◆ **Excerpted passage**
|
Climate change will hit home—it’s only a matter of how hard.
by Frank J. Regan (July 29, 2007)
The latest in
climate forecasts for our region,
NEW YORK is the report "Northeast
Climate Impacts Assessment" by
Union of Concerned Scientists. It reemphasizes and updates
predictions of massive changes for our area due to climate change.
There are other reports (“Forecast
For New York” by
Environmental Advocates of New York) and undoubtedly there will
be more, for that is the direction things are going.
Manmade Global Warming is happening. In fact, what many don’t
appreciate is that climate change is going to happen even if they
refuse to believe or adapt to it. Global Warming is not a
belief-system or some by-product of a deranged political agenda:
it’s a model of reality based on decades of continual research
around the world by thousands of scientists. Global Warming is,
given the inadequacy of nailing down with complete precision
anything dealing with weather and climate prediction, not going to
go away because people disagree about its validly or get tired of
hearing about it in the news. All indications are that we have a
tiger by the tail.

◆ **Records supplied**
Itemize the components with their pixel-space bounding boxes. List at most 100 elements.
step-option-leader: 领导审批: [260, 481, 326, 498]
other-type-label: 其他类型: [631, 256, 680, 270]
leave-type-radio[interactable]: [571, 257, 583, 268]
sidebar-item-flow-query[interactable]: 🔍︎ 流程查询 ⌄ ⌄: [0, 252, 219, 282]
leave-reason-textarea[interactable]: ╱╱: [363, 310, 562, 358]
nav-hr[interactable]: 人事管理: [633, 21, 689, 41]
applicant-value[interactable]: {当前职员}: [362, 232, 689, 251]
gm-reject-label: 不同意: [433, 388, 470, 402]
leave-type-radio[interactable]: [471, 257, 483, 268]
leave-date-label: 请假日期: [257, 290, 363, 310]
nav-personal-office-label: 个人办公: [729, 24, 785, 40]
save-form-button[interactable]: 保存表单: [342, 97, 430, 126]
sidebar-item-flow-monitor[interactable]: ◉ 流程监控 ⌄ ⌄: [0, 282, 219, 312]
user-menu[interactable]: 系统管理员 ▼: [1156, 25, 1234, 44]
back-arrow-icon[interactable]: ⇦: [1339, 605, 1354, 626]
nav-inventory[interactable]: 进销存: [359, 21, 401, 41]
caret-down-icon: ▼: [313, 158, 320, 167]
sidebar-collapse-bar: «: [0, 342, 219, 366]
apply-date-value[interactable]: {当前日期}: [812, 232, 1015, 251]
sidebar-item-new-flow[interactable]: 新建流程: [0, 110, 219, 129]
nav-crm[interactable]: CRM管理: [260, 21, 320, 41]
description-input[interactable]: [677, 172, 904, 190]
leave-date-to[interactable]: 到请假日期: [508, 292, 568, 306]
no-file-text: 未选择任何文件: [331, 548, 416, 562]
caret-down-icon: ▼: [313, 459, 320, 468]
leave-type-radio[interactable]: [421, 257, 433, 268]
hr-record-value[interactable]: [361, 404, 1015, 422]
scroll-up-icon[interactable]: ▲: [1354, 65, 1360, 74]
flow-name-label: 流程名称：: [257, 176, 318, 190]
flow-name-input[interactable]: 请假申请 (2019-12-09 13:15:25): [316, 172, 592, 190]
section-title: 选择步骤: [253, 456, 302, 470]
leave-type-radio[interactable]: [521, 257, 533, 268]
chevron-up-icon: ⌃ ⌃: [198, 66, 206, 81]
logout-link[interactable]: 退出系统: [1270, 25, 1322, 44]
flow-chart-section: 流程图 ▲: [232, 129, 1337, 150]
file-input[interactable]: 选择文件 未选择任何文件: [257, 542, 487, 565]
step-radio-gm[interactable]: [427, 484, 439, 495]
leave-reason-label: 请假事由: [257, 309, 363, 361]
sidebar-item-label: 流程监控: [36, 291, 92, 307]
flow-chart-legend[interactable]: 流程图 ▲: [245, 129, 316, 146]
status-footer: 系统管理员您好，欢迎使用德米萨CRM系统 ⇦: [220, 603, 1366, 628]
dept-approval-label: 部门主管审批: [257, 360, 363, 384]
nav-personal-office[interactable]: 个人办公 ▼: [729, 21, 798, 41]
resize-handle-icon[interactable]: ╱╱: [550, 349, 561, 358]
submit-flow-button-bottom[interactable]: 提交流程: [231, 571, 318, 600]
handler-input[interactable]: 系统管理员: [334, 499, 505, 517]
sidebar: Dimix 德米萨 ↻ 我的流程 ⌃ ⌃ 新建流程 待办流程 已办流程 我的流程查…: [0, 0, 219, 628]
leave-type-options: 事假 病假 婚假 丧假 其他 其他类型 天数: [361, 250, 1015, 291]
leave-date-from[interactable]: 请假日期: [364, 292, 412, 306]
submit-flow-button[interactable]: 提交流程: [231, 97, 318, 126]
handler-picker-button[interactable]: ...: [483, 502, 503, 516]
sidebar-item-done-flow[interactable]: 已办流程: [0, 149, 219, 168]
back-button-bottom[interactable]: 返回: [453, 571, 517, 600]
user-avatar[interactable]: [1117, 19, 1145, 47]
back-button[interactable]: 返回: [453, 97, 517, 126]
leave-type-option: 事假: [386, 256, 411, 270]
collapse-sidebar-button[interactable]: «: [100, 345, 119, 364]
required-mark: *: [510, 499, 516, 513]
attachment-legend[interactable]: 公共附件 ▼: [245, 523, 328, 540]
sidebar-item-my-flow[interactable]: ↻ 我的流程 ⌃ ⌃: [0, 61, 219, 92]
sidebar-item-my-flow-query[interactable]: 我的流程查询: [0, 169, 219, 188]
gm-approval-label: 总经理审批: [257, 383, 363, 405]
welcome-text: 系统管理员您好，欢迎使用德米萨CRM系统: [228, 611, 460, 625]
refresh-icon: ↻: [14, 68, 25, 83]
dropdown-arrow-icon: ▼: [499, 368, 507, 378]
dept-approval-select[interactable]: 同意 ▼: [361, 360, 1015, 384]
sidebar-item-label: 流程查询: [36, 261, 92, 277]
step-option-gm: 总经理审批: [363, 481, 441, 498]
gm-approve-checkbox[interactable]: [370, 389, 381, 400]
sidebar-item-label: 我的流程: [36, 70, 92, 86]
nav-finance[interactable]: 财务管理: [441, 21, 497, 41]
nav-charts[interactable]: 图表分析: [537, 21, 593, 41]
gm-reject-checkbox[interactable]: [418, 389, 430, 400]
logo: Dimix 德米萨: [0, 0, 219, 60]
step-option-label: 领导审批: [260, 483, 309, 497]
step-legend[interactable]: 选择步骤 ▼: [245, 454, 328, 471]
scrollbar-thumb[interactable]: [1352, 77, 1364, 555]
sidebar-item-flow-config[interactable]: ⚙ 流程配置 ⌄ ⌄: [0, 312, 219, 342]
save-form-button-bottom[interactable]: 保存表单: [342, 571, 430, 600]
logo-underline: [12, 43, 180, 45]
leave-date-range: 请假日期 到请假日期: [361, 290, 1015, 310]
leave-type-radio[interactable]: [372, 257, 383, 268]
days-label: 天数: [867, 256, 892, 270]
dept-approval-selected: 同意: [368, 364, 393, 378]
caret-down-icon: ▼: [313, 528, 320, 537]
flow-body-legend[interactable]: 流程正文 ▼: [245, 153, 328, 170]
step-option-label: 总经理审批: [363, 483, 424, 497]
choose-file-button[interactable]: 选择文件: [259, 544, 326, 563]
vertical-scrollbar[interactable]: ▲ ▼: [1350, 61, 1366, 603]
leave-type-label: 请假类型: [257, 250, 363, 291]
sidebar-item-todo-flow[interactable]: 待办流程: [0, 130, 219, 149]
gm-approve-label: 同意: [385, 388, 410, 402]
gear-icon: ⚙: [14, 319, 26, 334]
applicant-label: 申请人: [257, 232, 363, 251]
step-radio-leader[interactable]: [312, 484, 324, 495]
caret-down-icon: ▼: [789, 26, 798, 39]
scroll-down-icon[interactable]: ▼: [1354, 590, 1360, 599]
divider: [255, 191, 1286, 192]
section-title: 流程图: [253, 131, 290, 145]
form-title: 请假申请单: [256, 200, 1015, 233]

◆ **Work to complete**
• A. List every human reaction that the climate change article says will not stop climate change from happening.
• B. In the climate change article, which organization produced the report "Forecast For New York"?
The records are separate material and have no connection to the climate change article.

◆ **Results in order**
• A.
- Refusing to believe in it
- Refusing to adapt to it
- Disagreeing about whether it is valid
- Getting tired of hearing about it in the news

• B. Environmental Advocates of New York